__What this task involves__
Below are records; work out how many of their lines hold the string "trend" and give that number alone.

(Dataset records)
* * * * *
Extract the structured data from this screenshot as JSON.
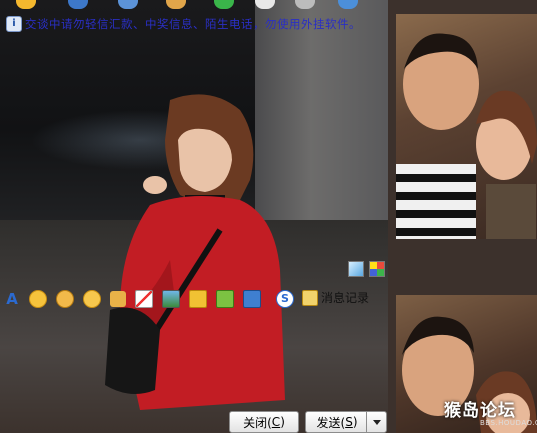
{
  "notice": {
    "text": "交谈中请勿轻信汇款、中奖信息、陌生电话，勿使用外挂软件。"
  },
  "history": {
    "label": "消息记录"
  },
  "buttons": {
    "close": "关闭(",
    "close_key": "C",
    "close_end": ")",
    "send": "发送(",
    "send_key": "S",
    "send_end": ")"
  },
  "watermark": {
    "main": "猴岛论坛",
    "sub": "BBS.HOUDAO.COM"
  },
  "toolbar_icons": [
    "smiley-icon",
    "search-icon",
    "calendar-icon",
    "paste-icon",
    "add-icon",
    "doc-icon",
    "gear-icon",
    "ie-icon"
  ],
  "emoticon_icons": [
    "font-icon",
    "smile-icon",
    "angry-icon",
    "wink-icon",
    "thumb-icon",
    "pencil-icon",
    "picture-icon",
    "gift-icon",
    "puzzle-icon",
    "screen-icon",
    "s-icon"
  ],
  "colors": {
    "notice_text": "#2a2fc4",
    "background": "#3c312c"
  }
}
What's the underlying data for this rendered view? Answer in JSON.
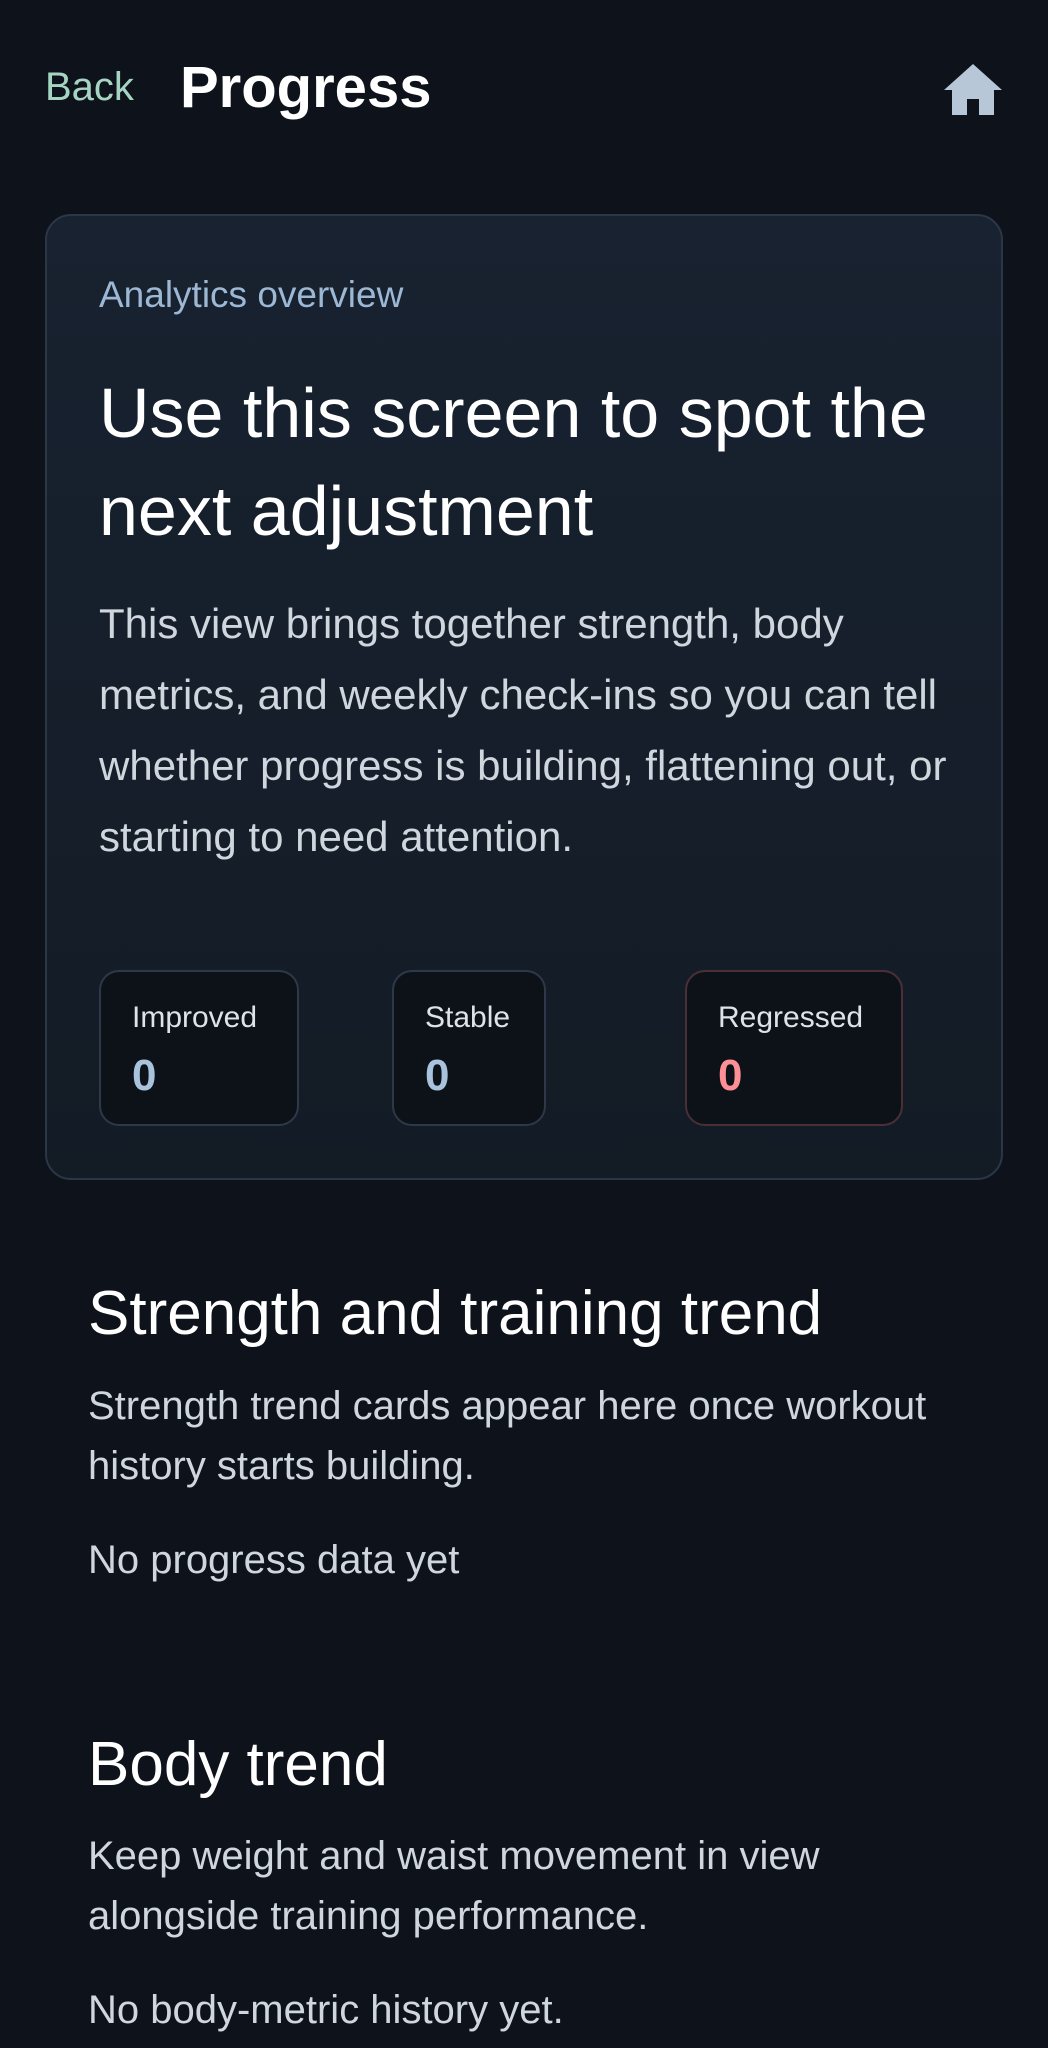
{
  "header": {
    "back_label": "Back",
    "title": "Progress",
    "home_icon": "home-icon"
  },
  "overview": {
    "eyebrow": "Analytics overview",
    "heading": "Use this screen to spot the next adjustment",
    "description": "This view brings together strength, body metrics, and weekly check-ins so you can tell whether progress is building, flattening out, or starting to need attention.",
    "stats": [
      {
        "label": "Improved",
        "value": "0"
      },
      {
        "label": "Stable",
        "value": "0"
      },
      {
        "label": "Regressed",
        "value": "0"
      }
    ]
  },
  "sections": {
    "strength": {
      "title": "Strength and training trend",
      "description": "Strength trend cards appear here once workout history starts building.",
      "empty_text": "No progress data yet"
    },
    "body": {
      "title": "Body trend",
      "description": "Keep weight and waist movement in view alongside training performance.",
      "empty_text": "No body-metric history yet."
    }
  },
  "colors": {
    "background": "#0e131b",
    "back_link": "#a6d4c3",
    "eyebrow": "#9cb8d4",
    "stat_value": "#a9c3dd",
    "regressed_value": "#ff8f96"
  }
}
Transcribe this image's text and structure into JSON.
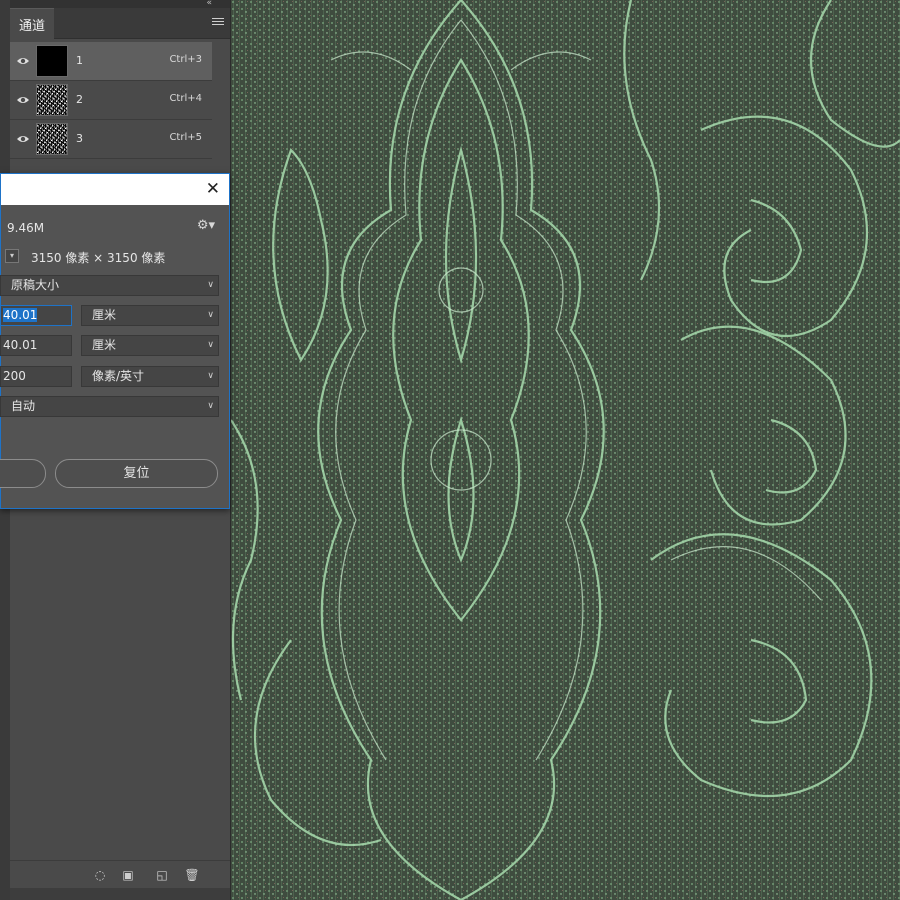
{
  "channels_panel": {
    "tab_label": "通道",
    "channels": [
      {
        "name": "1",
        "shortcut": "Ctrl+3",
        "visible": true,
        "selected": true,
        "thumbnail": "black"
      },
      {
        "name": "2",
        "shortcut": "Ctrl+4",
        "visible": true,
        "selected": false,
        "thumbnail": "noise"
      },
      {
        "name": "3",
        "shortcut": "Ctrl+5",
        "visible": true,
        "selected": false,
        "thumbnail": "noise"
      }
    ],
    "footer_icons": [
      "load-selection-icon",
      "save-selection-icon",
      "new-channel-icon",
      "delete-icon"
    ]
  },
  "dialog": {
    "close_glyph": "✕",
    "size": "9.46M",
    "dimensions": "3150 像素 × 3150 像素",
    "fit_to": "原稿大小",
    "width_value": "40.01",
    "width_unit": "厘米",
    "height_value": "40.01",
    "height_unit": "厘米",
    "resolution_value": "200",
    "resolution_unit": "像素/英寸",
    "resample": "自动",
    "reset_label": "复位"
  },
  "colors": {
    "panel_bg": "#4a4a4a",
    "selected_row": "#5f5f5f",
    "accent": "#1e73c8",
    "canvas_dark": "#3f4c3f",
    "canvas_pattern": "#a8dcae"
  }
}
* * * * *
__Full answer__
3